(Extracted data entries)
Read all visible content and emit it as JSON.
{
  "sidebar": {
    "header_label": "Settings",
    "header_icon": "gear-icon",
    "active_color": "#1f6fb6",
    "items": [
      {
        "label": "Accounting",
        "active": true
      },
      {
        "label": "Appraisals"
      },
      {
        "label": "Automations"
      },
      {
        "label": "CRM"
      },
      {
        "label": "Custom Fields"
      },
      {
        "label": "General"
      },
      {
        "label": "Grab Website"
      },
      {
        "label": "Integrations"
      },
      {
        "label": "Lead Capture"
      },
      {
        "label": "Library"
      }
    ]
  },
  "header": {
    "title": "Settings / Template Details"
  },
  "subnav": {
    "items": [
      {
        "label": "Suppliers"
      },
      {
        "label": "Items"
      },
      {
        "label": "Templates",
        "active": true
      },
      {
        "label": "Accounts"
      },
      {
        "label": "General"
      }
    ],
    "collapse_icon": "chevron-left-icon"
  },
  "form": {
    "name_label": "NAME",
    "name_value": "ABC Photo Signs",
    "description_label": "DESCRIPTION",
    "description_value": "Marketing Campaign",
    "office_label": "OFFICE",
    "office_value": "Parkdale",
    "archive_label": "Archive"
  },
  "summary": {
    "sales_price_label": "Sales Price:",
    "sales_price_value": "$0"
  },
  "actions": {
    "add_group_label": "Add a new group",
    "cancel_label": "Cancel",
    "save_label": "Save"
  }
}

* * *

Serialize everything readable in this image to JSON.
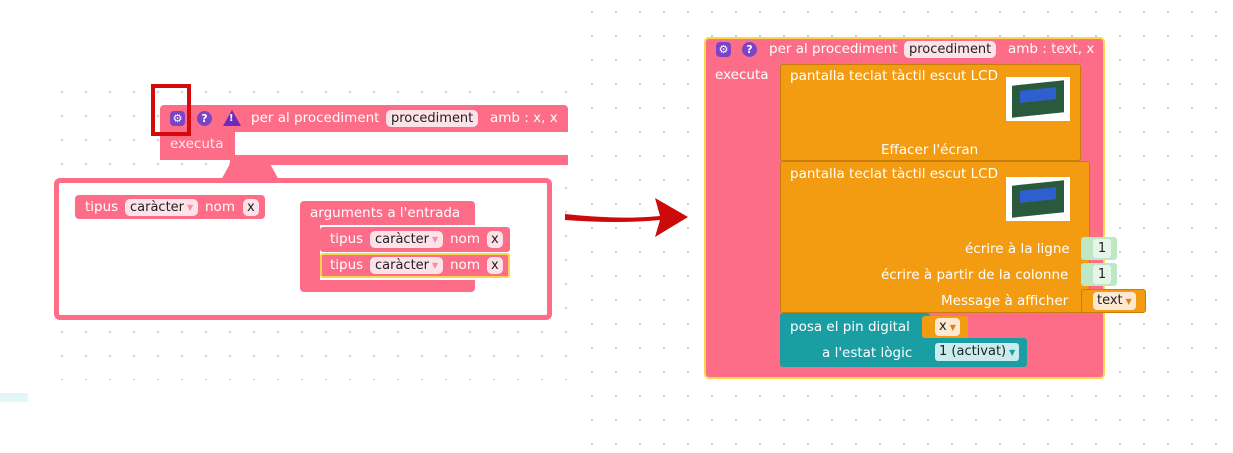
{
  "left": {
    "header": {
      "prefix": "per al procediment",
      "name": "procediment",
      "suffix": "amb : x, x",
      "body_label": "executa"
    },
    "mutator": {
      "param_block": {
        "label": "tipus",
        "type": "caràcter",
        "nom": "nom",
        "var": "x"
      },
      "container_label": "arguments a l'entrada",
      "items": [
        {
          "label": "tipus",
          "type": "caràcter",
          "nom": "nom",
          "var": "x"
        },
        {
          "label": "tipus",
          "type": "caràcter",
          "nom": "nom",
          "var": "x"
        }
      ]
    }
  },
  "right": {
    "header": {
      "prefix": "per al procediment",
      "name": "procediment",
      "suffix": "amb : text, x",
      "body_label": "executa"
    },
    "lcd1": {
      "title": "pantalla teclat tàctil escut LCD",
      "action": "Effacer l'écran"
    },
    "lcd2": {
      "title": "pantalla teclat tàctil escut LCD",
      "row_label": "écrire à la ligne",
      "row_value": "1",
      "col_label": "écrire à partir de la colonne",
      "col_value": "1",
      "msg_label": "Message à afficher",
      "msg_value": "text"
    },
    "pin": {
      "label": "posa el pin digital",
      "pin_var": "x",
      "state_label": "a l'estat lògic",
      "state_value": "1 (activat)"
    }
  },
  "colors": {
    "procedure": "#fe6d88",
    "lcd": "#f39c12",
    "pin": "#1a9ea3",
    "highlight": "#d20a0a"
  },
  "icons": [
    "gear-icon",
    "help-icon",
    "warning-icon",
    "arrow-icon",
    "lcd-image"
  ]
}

→ What is expected
Pick out the lines that have the word "écrire". Copy them all.

→ Task solution
      "row_label": "écrire à la ligne",
      "col_label": "écrire à partir de la colonne",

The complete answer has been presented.